Rows:
--
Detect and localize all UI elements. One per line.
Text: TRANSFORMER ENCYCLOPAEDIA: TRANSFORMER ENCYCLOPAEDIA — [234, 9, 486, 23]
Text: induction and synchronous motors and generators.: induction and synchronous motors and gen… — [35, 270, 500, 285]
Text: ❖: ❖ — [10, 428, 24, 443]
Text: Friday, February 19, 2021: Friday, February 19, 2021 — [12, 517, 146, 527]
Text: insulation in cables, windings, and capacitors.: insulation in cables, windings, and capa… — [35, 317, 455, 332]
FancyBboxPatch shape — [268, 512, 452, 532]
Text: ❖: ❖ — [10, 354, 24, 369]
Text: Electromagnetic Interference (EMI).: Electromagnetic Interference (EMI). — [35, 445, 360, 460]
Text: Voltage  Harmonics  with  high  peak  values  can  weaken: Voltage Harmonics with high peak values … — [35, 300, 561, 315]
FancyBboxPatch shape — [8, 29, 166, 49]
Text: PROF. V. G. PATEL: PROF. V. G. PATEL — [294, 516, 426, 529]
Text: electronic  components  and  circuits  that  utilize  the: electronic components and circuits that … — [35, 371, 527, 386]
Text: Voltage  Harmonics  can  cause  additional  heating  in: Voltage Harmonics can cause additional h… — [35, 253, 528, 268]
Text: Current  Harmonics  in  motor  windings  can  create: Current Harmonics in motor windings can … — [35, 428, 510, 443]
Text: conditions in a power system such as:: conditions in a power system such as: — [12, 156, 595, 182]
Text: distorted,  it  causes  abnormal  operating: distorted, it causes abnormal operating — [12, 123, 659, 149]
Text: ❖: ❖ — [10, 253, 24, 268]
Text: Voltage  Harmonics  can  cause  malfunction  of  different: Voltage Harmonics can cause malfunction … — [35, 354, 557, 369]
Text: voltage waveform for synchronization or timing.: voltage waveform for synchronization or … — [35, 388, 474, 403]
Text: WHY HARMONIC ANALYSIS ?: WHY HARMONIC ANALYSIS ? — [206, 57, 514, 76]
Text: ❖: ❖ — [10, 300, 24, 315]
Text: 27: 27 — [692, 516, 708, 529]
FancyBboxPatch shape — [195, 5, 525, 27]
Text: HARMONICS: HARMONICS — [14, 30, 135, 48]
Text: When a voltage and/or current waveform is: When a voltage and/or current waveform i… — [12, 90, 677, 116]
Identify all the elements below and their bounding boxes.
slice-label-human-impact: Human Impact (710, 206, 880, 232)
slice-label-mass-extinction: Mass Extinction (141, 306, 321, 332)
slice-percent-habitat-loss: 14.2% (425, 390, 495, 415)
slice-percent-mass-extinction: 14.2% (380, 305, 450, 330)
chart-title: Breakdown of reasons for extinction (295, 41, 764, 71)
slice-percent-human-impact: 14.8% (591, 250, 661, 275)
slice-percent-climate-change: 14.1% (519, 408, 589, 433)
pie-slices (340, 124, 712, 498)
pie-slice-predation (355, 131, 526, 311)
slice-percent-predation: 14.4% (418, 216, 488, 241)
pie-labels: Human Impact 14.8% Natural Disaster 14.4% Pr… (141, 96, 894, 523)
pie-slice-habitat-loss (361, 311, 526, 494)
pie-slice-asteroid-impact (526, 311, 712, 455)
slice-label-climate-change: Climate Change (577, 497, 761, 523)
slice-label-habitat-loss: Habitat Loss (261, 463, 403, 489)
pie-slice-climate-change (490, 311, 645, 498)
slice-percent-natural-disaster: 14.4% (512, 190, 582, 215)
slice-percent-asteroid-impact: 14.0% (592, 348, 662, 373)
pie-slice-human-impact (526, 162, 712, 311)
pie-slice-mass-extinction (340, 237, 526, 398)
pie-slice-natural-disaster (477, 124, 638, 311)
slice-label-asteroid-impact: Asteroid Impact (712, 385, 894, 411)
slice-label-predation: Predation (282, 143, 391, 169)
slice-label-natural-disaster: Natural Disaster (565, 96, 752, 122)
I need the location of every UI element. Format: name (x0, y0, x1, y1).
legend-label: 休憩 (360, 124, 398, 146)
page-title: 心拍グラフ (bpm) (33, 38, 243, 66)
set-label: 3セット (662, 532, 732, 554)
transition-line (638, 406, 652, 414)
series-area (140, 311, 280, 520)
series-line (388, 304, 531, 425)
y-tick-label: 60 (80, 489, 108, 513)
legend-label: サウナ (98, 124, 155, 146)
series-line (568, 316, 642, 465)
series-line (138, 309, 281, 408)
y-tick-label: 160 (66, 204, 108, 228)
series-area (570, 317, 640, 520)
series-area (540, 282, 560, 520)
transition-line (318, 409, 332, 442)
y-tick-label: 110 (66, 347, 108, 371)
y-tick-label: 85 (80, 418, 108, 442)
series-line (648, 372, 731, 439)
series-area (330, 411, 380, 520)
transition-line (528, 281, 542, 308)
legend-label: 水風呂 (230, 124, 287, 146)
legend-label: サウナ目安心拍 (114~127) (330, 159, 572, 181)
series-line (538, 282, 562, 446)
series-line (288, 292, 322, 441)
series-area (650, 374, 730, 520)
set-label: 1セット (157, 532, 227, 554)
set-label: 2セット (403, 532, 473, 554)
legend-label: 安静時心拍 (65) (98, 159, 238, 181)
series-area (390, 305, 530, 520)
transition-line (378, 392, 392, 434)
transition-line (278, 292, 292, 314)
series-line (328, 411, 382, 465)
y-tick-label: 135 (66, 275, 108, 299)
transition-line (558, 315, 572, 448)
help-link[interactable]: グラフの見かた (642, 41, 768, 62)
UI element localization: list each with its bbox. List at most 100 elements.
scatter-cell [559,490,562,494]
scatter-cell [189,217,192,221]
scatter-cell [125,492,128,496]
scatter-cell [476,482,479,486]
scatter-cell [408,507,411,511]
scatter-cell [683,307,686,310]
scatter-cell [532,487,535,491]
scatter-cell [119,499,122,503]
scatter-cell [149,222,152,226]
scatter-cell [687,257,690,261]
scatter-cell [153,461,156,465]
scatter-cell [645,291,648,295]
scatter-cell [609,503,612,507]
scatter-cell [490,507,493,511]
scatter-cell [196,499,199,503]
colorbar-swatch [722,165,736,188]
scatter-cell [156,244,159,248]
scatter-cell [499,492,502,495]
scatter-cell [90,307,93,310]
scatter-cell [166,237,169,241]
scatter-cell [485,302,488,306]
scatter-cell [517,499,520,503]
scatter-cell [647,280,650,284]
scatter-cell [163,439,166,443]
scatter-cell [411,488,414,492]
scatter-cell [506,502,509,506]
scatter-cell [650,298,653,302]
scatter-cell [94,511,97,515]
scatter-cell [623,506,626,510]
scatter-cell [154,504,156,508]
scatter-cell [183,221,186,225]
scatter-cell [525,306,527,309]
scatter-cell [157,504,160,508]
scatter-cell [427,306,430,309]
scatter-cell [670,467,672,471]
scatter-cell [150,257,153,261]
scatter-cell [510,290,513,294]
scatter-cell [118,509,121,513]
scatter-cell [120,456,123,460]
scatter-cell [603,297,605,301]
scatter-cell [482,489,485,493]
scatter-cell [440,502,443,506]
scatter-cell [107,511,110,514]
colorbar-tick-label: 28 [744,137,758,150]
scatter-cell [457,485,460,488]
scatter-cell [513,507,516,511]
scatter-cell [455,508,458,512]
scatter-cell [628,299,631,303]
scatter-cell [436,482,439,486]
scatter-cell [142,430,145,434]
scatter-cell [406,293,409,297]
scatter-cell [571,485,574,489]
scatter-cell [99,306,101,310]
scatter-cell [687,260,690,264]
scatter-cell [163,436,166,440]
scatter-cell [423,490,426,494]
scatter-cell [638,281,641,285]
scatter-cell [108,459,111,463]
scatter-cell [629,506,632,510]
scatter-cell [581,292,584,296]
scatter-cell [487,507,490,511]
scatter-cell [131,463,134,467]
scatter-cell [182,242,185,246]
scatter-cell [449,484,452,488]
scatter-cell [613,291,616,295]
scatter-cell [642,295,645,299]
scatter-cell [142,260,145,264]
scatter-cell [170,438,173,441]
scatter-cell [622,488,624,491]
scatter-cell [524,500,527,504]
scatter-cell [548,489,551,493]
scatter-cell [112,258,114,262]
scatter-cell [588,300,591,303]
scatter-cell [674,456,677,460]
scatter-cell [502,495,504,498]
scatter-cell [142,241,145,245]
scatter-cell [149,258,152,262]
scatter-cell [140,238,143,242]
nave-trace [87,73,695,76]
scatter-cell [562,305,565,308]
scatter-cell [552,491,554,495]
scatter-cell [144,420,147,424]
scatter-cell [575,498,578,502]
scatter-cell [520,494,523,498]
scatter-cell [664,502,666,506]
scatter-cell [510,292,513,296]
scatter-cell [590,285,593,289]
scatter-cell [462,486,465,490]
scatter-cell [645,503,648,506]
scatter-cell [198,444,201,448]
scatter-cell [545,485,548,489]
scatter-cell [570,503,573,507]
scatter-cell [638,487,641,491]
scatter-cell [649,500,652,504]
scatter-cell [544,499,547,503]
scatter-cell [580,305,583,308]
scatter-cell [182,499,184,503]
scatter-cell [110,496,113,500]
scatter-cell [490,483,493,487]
--
Description of the task: Please arrange the material above, from its first line up to and including the line that contains "300, 561, 315]", as a JSON list of strings with one string per line and blank lines left out.

Solution to this problem:
[
  "Detect and localize all UI elements. One per line.",
  "Text: TRANSFORMER ENCYCLOPAEDIA: TRANSFORMER ENCYCLOPAEDIA — [234, 9, 486, 23]",
  "Text: induction and synchronous motors and generators.: induction and synchronous motors and gen… — [35, 270, 500, 285]",
  "Text: ❖: ❖ — [10, 428, 24, 443]",
  "Text: Friday, February 19, 2021: Friday, February 19, 2021 — [12, 517, 146, 527]",
  "Text: insulation in cables, windings, and capacitors.: insulation in cables, windings, and capa… — [35, 317, 455, 332]",
  "FancyBboxPatch shape — [268, 512, 452, 532]",
  "Text: ❖: ❖ — [10, 354, 24, 369]",
  "Text: Electromagnetic Interference (EMI).: Electromagnetic Interference (EMI). — [35, 445, 360, 460]",
  "Text: Voltage  Harmonics  with  high  peak  values  can  weaken: Voltage Harmonics with high peak values … — [35, 300, 561, 315]"
]